Transcribe the records in full, keeping every character as it is.

****

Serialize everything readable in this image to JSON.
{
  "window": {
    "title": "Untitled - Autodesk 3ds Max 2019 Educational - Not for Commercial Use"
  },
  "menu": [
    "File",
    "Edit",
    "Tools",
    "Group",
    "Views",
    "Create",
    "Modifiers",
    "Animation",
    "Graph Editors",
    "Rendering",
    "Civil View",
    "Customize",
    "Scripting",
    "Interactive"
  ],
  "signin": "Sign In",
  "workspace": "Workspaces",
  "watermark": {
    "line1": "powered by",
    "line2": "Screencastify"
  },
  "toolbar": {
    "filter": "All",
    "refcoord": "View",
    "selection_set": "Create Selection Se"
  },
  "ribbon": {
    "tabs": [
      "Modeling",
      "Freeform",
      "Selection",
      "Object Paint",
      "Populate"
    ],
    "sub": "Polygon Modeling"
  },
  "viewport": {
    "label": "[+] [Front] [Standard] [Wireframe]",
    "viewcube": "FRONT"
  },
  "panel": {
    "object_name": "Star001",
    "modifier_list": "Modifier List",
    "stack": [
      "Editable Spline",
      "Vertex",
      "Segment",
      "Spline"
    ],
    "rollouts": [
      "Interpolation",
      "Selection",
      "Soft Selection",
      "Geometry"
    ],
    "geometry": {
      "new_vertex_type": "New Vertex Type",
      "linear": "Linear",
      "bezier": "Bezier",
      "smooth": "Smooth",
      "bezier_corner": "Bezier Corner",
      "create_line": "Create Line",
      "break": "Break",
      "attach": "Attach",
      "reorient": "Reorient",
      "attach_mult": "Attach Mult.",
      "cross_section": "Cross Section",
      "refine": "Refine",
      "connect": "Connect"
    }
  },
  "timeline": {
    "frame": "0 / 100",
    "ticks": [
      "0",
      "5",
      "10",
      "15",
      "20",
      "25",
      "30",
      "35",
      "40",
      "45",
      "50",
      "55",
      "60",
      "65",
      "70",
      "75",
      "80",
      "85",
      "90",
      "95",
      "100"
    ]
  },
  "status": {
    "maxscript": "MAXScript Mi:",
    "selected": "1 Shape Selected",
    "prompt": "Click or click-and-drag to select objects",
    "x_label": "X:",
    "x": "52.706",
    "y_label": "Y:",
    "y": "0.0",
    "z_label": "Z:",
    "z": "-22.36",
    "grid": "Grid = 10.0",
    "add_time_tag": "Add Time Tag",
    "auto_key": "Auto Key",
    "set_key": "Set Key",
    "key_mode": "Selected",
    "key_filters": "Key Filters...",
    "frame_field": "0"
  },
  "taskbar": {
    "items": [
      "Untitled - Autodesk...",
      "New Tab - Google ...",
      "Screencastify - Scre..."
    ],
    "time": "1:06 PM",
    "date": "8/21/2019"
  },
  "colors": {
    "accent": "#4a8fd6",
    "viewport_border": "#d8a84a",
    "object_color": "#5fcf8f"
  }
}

****

The answer:
Serialize everything readable in this image to JSON.
{
  "window": {
    "title": "Untitled - Autodesk 3ds Max 2019 Educational - Not for Commercial Use"
  },
  "menu": [
    "File",
    "Edit",
    "Tools",
    "Group",
    "Views",
    "Create",
    "Modifiers",
    "Animation",
    "Graph Editors",
    "Rendering",
    "Civil View",
    "Customize",
    "Scripting",
    "Interactive"
  ],
  "signin": "Sign In",
  "workspace": "Workspaces",
  "watermark": {
    "line1": "powered by",
    "line2": "Screencastify"
  },
  "toolbar": {
    "filter": "All",
    "refcoord": "View",
    "selection_set": "Create Selection Se"
  },
  "ribbon": {
    "tabs": [
      "Modeling",
      "Freeform",
      "Selection",
      "Object Paint",
      "Populate"
    ],
    "sub": "Polygon Modeling"
  },
  "viewport": {
    "label": "[+] [Front] [Standard] [Wireframe]",
    "viewcube": "FRONT"
  },
  "panel": {
    "object_name": "Star001",
    "modifier_list": "Modifier List",
    "stack": [
      "Editable Spline",
      "Vertex",
      "Segment",
      "Spline"
    ],
    "rollouts": [
      "Interpolation",
      "Selection",
      "Soft Selection",
      "Geometry"
    ],
    "geometry": {
      "new_vertex_type": "New Vertex Type",
      "linear": "Linear",
      "bezier": "Bezier",
      "smooth": "Smooth",
      "bezier_corner": "Bezier Corner",
      "create_line": "Create Line",
      "break": "Break",
      "attach": "Attach",
      "reorient": "Reorient",
      "attach_mult": "Attach Mult.",
      "cross_section": "Cross Section",
      "refine": "Refine",
      "connect": "Connect"
    }
  },
  "timeline": {
    "frame": "0 / 100",
    "ticks": [
      "0",
      "5",
      "10",
      "15",
      "20",
      "25",
      "30",
      "35",
      "40",
      "45",
      "50",
      "55",
      "60",
      "65",
      "70",
      "75",
      "80",
      "85",
      "90",
      "95",
      "100"
    ]
  },
  "status": {
    "maxscript": "MAXScript Mi:",
    "selected": "1 Shape Selected",
    "prompt": "Click or click-and-drag to select objects",
    "x_label": "X:",
    "x": "52.706",
    "y_label": "Y:",
    "y": "0.0",
    "z_label": "Z:",
    "z": "-22.36",
    "grid": "Grid = 10.0",
    "add_time_tag": "Add Time Tag",
    "auto_key": "Auto Key",
    "set_key": "Set Key",
    "key_mode": "Selected",
    "key_filters": "Key Filters...",
    "frame_field": "0"
  },
  "taskbar": {
    "items": [
      "Untitled - Autodesk...",
      "New Tab - Google ...",
      "Screencastify - Scre..."
    ],
    "time": "1:06 PM",
    "date": "8/21/2019"
  },
  "colors": {
    "accent": "#4a8fd6",
    "viewport_border": "#d8a84a",
    "object_color": "#5fcf8f"
  }
}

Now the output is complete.